▶ YOUR GOAL
Below is a block of records; repeat each one exactly.

▶ INPUT
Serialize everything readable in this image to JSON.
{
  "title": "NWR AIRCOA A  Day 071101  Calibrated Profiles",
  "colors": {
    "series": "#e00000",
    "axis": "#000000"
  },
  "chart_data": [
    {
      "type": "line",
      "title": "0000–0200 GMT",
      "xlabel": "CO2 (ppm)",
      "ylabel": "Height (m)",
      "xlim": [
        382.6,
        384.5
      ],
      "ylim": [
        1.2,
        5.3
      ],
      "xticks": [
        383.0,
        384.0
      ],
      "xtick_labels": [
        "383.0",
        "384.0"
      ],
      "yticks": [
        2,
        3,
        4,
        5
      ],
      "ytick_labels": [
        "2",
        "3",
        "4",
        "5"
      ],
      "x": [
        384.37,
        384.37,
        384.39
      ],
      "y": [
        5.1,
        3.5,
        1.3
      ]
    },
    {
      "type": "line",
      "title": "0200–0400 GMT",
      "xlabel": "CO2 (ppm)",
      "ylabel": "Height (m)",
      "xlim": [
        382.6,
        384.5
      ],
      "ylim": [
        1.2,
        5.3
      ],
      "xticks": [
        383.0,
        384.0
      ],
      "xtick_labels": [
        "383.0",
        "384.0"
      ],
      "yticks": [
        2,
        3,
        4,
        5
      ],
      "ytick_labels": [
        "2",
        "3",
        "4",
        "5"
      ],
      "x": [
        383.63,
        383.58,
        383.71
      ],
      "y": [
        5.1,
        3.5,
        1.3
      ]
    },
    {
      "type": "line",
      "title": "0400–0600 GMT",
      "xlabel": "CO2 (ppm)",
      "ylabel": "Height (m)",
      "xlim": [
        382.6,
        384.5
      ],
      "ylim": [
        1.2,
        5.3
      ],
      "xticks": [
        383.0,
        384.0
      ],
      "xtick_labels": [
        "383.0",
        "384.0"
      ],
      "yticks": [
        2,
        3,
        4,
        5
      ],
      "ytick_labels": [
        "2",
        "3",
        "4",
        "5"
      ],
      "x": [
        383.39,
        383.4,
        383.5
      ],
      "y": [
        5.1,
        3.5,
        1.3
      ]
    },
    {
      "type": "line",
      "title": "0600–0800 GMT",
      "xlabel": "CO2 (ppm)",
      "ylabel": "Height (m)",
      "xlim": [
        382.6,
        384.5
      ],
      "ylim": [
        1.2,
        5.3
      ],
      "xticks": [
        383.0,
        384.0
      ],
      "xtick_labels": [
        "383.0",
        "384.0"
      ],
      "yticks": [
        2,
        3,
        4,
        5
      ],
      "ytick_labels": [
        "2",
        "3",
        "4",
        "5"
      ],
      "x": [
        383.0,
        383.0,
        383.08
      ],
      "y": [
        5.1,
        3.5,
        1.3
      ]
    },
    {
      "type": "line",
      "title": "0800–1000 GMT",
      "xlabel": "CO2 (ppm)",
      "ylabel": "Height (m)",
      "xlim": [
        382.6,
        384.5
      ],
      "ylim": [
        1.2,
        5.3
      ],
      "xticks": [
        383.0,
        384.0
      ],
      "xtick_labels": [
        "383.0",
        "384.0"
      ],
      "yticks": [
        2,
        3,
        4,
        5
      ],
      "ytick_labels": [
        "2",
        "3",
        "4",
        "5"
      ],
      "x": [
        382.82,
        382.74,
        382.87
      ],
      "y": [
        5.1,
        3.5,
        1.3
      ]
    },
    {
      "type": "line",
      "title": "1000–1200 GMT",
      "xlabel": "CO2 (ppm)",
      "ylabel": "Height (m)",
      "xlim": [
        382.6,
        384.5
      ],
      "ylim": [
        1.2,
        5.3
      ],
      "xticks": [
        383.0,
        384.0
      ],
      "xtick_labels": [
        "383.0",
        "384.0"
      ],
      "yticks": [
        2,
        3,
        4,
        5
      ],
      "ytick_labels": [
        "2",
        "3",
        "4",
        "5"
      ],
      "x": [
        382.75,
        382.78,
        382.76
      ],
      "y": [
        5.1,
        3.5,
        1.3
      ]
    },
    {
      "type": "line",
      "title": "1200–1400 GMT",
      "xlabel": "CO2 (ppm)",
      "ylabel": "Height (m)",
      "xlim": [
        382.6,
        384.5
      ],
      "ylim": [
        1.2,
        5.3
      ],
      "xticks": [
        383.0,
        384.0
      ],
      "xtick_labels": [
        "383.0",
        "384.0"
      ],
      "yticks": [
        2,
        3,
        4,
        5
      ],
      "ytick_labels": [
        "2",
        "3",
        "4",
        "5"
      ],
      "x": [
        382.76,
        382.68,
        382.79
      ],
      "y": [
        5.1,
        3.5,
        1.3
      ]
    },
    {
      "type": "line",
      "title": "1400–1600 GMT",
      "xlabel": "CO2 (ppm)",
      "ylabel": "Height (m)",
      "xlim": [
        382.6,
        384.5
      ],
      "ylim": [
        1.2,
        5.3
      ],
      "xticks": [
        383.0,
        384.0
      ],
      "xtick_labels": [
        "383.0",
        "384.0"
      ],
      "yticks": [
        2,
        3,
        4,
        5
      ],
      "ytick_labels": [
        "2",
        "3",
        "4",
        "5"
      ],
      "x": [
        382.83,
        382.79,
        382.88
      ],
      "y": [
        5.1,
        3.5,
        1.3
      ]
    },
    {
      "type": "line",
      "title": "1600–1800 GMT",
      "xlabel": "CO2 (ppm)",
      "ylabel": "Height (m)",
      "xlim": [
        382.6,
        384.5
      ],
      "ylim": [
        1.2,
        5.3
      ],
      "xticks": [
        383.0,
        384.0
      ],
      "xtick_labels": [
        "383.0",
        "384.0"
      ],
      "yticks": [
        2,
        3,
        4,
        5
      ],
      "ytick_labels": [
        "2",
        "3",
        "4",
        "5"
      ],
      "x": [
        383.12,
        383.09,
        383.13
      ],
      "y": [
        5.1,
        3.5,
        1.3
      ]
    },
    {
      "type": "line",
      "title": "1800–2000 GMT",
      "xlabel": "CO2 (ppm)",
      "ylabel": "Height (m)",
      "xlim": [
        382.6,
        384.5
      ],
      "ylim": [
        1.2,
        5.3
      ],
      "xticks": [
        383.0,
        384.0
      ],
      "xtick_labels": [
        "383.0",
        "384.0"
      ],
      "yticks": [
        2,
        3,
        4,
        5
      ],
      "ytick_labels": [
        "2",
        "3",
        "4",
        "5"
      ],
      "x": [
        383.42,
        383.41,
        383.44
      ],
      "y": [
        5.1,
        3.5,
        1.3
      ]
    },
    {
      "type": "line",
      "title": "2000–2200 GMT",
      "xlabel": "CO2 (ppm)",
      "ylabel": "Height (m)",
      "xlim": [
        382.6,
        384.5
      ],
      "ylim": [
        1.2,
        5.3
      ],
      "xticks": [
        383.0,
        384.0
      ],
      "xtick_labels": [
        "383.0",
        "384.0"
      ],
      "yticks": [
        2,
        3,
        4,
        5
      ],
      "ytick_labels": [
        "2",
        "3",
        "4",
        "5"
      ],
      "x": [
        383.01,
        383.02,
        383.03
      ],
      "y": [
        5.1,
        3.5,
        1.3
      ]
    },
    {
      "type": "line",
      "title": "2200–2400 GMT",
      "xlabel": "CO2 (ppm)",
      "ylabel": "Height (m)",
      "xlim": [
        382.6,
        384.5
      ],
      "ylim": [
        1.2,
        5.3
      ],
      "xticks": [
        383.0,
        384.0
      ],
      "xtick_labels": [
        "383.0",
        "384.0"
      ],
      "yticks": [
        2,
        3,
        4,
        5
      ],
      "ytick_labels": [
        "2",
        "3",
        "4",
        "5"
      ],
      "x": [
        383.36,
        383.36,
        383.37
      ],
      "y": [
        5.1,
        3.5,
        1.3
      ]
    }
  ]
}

▶ FINISHED ANSWER
Serialize everything readable in this image to JSON.
{
  "title": "NWR AIRCOA A  Day 071101  Calibrated Profiles",
  "colors": {
    "series": "#e00000",
    "axis": "#000000"
  },
  "chart_data": [
    {
      "type": "line",
      "title": "0000–0200 GMT",
      "xlabel": "CO2 (ppm)",
      "ylabel": "Height (m)",
      "xlim": [
        382.6,
        384.5
      ],
      "ylim": [
        1.2,
        5.3
      ],
      "xticks": [
        383.0,
        384.0
      ],
      "xtick_labels": [
        "383.0",
        "384.0"
      ],
      "yticks": [
        2,
        3,
        4,
        5
      ],
      "ytick_labels": [
        "2",
        "3",
        "4",
        "5"
      ],
      "x": [
        384.37,
        384.37,
        384.39
      ],
      "y": [
        5.1,
        3.5,
        1.3
      ]
    },
    {
      "type": "line",
      "title": "0200–0400 GMT",
      "xlabel": "CO2 (ppm)",
      "ylabel": "Height (m)",
      "xlim": [
        382.6,
        384.5
      ],
      "ylim": [
        1.2,
        5.3
      ],
      "xticks": [
        383.0,
        384.0
      ],
      "xtick_labels": [
        "383.0",
        "384.0"
      ],
      "yticks": [
        2,
        3,
        4,
        5
      ],
      "ytick_labels": [
        "2",
        "3",
        "4",
        "5"
      ],
      "x": [
        383.63,
        383.58,
        383.71
      ],
      "y": [
        5.1,
        3.5,
        1.3
      ]
    },
    {
      "type": "line",
      "title": "0400–0600 GMT",
      "xlabel": "CO2 (ppm)",
      "ylabel": "Height (m)",
      "xlim": [
        382.6,
        384.5
      ],
      "ylim": [
        1.2,
        5.3
      ],
      "xticks": [
        383.0,
        384.0
      ],
      "xtick_labels": [
        "383.0",
        "384.0"
      ],
      "yticks": [
        2,
        3,
        4,
        5
      ],
      "ytick_labels": [
        "2",
        "3",
        "4",
        "5"
      ],
      "x": [
        383.39,
        383.4,
        383.5
      ],
      "y": [
        5.1,
        3.5,
        1.3
      ]
    },
    {
      "type": "line",
      "title": "0600–0800 GMT",
      "xlabel": "CO2 (ppm)",
      "ylabel": "Height (m)",
      "xlim": [
        382.6,
        384.5
      ],
      "ylim": [
        1.2,
        5.3
      ],
      "xticks": [
        383.0,
        384.0
      ],
      "xtick_labels": [
        "383.0",
        "384.0"
      ],
      "yticks": [
        2,
        3,
        4,
        5
      ],
      "ytick_labels": [
        "2",
        "3",
        "4",
        "5"
      ],
      "x": [
        383.0,
        383.0,
        383.08
      ],
      "y": [
        5.1,
        3.5,
        1.3
      ]
    },
    {
      "type": "line",
      "title": "0800–1000 GMT",
      "xlabel": "CO2 (ppm)",
      "ylabel": "Height (m)",
      "xlim": [
        382.6,
        384.5
      ],
      "ylim": [
        1.2,
        5.3
      ],
      "xticks": [
        383.0,
        384.0
      ],
      "xtick_labels": [
        "383.0",
        "384.0"
      ],
      "yticks": [
        2,
        3,
        4,
        5
      ],
      "ytick_labels": [
        "2",
        "3",
        "4",
        "5"
      ],
      "x": [
        382.82,
        382.74,
        382.87
      ],
      "y": [
        5.1,
        3.5,
        1.3
      ]
    },
    {
      "type": "line",
      "title": "1000–1200 GMT",
      "xlabel": "CO2 (ppm)",
      "ylabel": "Height (m)",
      "xlim": [
        382.6,
        384.5
      ],
      "ylim": [
        1.2,
        5.3
      ],
      "xticks": [
        383.0,
        384.0
      ],
      "xtick_labels": [
        "383.0",
        "384.0"
      ],
      "yticks": [
        2,
        3,
        4,
        5
      ],
      "ytick_labels": [
        "2",
        "3",
        "4",
        "5"
      ],
      "x": [
        382.75,
        382.78,
        382.76
      ],
      "y": [
        5.1,
        3.5,
        1.3
      ]
    },
    {
      "type": "line",
      "title": "1200–1400 GMT",
      "xlabel": "CO2 (ppm)",
      "ylabel": "Height (m)",
      "xlim": [
        382.6,
        384.5
      ],
      "ylim": [
        1.2,
        5.3
      ],
      "xticks": [
        383.0,
        384.0
      ],
      "xtick_labels": [
        "383.0",
        "384.0"
      ],
      "yticks": [
        2,
        3,
        4,
        5
      ],
      "ytick_labels": [
        "2",
        "3",
        "4",
        "5"
      ],
      "x": [
        382.76,
        382.68,
        382.79
      ],
      "y": [
        5.1,
        3.5,
        1.3
      ]
    },
    {
      "type": "line",
      "title": "1400–1600 GMT",
      "xlabel": "CO2 (ppm)",
      "ylabel": "Height (m)",
      "xlim": [
        382.6,
        384.5
      ],
      "ylim": [
        1.2,
        5.3
      ],
      "xticks": [
        383.0,
        384.0
      ],
      "xtick_labels": [
        "383.0",
        "384.0"
      ],
      "yticks": [
        2,
        3,
        4,
        5
      ],
      "ytick_labels": [
        "2",
        "3",
        "4",
        "5"
      ],
      "x": [
        382.83,
        382.79,
        382.88
      ],
      "y": [
        5.1,
        3.5,
        1.3
      ]
    },
    {
      "type": "line",
      "title": "1600–1800 GMT",
      "xlabel": "CO2 (ppm)",
      "ylabel": "Height (m)",
      "xlim": [
        382.6,
        384.5
      ],
      "ylim": [
        1.2,
        5.3
      ],
      "xticks": [
        383.0,
        384.0
      ],
      "xtick_labels": [
        "383.0",
        "384.0"
      ],
      "yticks": [
        2,
        3,
        4,
        5
      ],
      "ytick_labels": [
        "2",
        "3",
        "4",
        "5"
      ],
      "x": [
        383.12,
        383.09,
        383.13
      ],
      "y": [
        5.1,
        3.5,
        1.3
      ]
    },
    {
      "type": "line",
      "title": "1800–2000 GMT",
      "xlabel": "CO2 (ppm)",
      "ylabel": "Height (m)",
      "xlim": [
        382.6,
        384.5
      ],
      "ylim": [
        1.2,
        5.3
      ],
      "xticks": [
        383.0,
        384.0
      ],
      "xtick_labels": [
        "383.0",
        "384.0"
      ],
      "yticks": [
        2,
        3,
        4,
        5
      ],
      "ytick_labels": [
        "2",
        "3",
        "4",
        "5"
      ],
      "x": [
        383.42,
        383.41,
        383.44
      ],
      "y": [
        5.1,
        3.5,
        1.3
      ]
    },
    {
      "type": "line",
      "title": "2000–2200 GMT",
      "xlabel": "CO2 (ppm)",
      "ylabel": "Height (m)",
      "xlim": [
        382.6,
        384.5
      ],
      "ylim": [
        1.2,
        5.3
      ],
      "xticks": [
        383.0,
        384.0
      ],
      "xtick_labels": [
        "383.0",
        "384.0"
      ],
      "yticks": [
        2,
        3,
        4,
        5
      ],
      "ytick_labels": [
        "2",
        "3",
        "4",
        "5"
      ],
      "x": [
        383.01,
        383.02,
        383.03
      ],
      "y": [
        5.1,
        3.5,
        1.3
      ]
    },
    {
      "type": "line",
      "title": "2200–2400 GMT",
      "xlabel": "CO2 (ppm)",
      "ylabel": "Height (m)",
      "xlim": [
        382.6,
        384.5
      ],
      "ylim": [
        1.2,
        5.3
      ],
      "xticks": [
        383.0,
        384.0
      ],
      "xtick_labels": [
        "383.0",
        "384.0"
      ],
      "yticks": [
        2,
        3,
        4,
        5
      ],
      "ytick_labels": [
        "2",
        "3",
        "4",
        "5"
      ],
      "x": [
        383.36,
        383.36,
        383.37
      ],
      "y": [
        5.1,
        3.5,
        1.3
      ]
    }
  ]
}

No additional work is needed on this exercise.